__GIVEN EXERCISE__.
Reproduce the listing word for word, leaving every picture behind.

__DATA IN THIS EXERCISE__.
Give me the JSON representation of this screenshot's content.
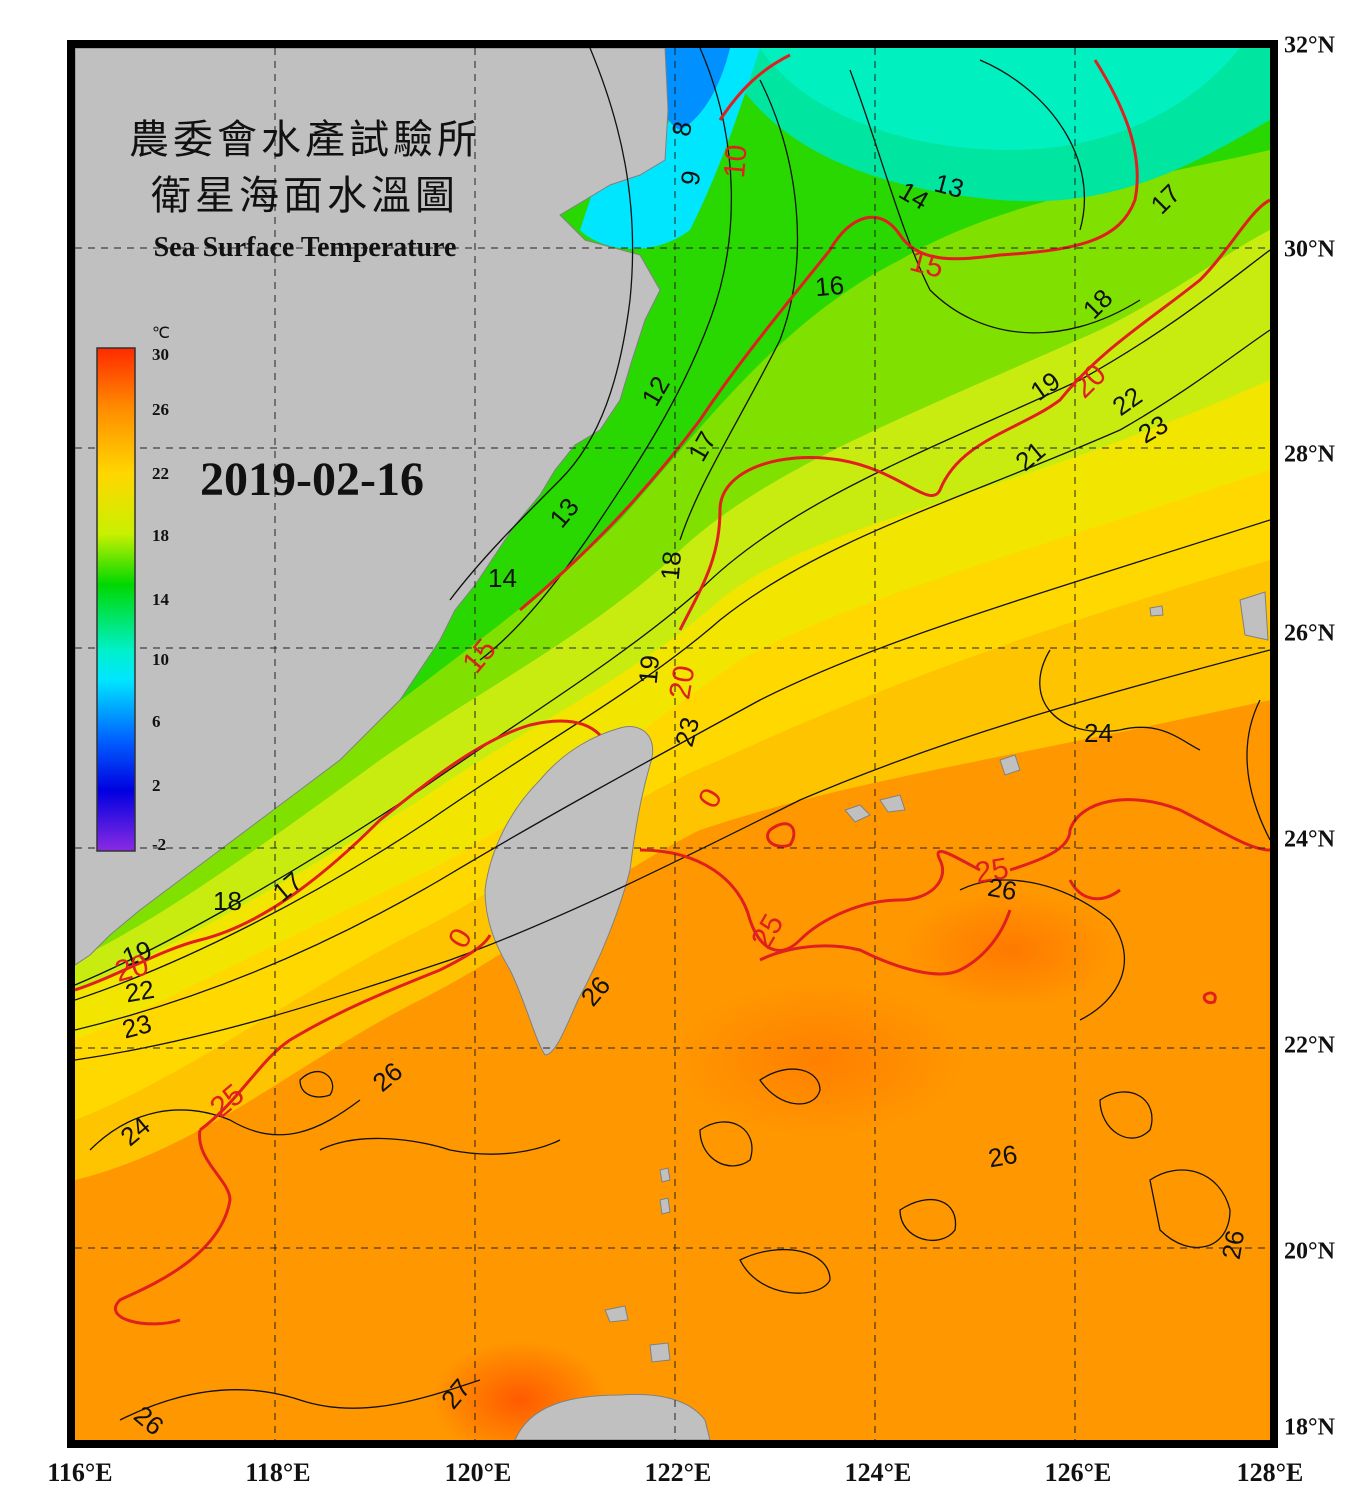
{
  "title_cn_line1": "農委會水產試驗所",
  "title_cn_line2": "衛星海面水溫圖",
  "title_en": "Sea Surface Temperature",
  "date": "2019-02-16",
  "colorbar": {
    "unit": "℃",
    "ticks": [
      "30",
      "26",
      "22",
      "18",
      "14",
      "10",
      "6",
      "2",
      "-2"
    ],
    "colors": [
      "#ff2a00",
      "#ff8c00",
      "#ffd700",
      "#c8f000",
      "#00d800",
      "#00f0c8",
      "#00e6ff",
      "#0060ff",
      "#0000e0",
      "#8a2be2"
    ]
  },
  "map": {
    "lon_labels": [
      "116°E",
      "118°E",
      "120°E",
      "122°E",
      "124°E",
      "126°E",
      "128°E"
    ],
    "lat_labels": [
      "32°N",
      "30°N",
      "28°N",
      "26°N",
      "24°N",
      "22°N",
      "20°N",
      "18°N"
    ],
    "land_color": "#c0c0c0",
    "isotherm_major_color": "#e02020",
    "isotherm_minor_color": "#111111",
    "contour_labels_black": [
      "8",
      "9",
      "12",
      "13",
      "13",
      "14",
      "14",
      "16",
      "17",
      "17",
      "17",
      "18",
      "18",
      "18",
      "19",
      "19",
      "19",
      "21",
      "22",
      "22",
      "23",
      "23",
      "23",
      "24",
      "24",
      "26",
      "26",
      "26",
      "26",
      "26",
      "26",
      "27"
    ],
    "contour_labels_red": [
      "10",
      "15",
      "15",
      "20",
      "20",
      "20",
      "25",
      "25",
      "25",
      "0",
      "0"
    ]
  }
}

__RESULT OF THE TASK__.
Give me the JSON representation of this screenshot's content.
{
  "title_cn_line1": "農委會水產試驗所",
  "title_cn_line2": "衛星海面水溫圖",
  "title_en": "Sea Surface Temperature",
  "date": "2019-02-16",
  "colorbar": {
    "unit": "℃",
    "ticks": [
      "30",
      "26",
      "22",
      "18",
      "14",
      "10",
      "6",
      "2",
      "-2"
    ],
    "colors": [
      "#ff2a00",
      "#ff8c00",
      "#ffd700",
      "#c8f000",
      "#00d800",
      "#00f0c8",
      "#00e6ff",
      "#0060ff",
      "#0000e0",
      "#8a2be2"
    ]
  },
  "map": {
    "lon_labels": [
      "116°E",
      "118°E",
      "120°E",
      "122°E",
      "124°E",
      "126°E",
      "128°E"
    ],
    "lat_labels": [
      "32°N",
      "30°N",
      "28°N",
      "26°N",
      "24°N",
      "22°N",
      "20°N",
      "18°N"
    ],
    "land_color": "#c0c0c0",
    "isotherm_major_color": "#e02020",
    "isotherm_minor_color": "#111111",
    "contour_labels_black": [
      "8",
      "9",
      "12",
      "13",
      "13",
      "14",
      "14",
      "16",
      "17",
      "17",
      "17",
      "18",
      "18",
      "18",
      "19",
      "19",
      "19",
      "21",
      "22",
      "22",
      "23",
      "23",
      "23",
      "24",
      "24",
      "26",
      "26",
      "26",
      "26",
      "26",
      "26",
      "27"
    ],
    "contour_labels_red": [
      "10",
      "15",
      "15",
      "20",
      "20",
      "20",
      "25",
      "25",
      "25",
      "0",
      "0"
    ]
  }
}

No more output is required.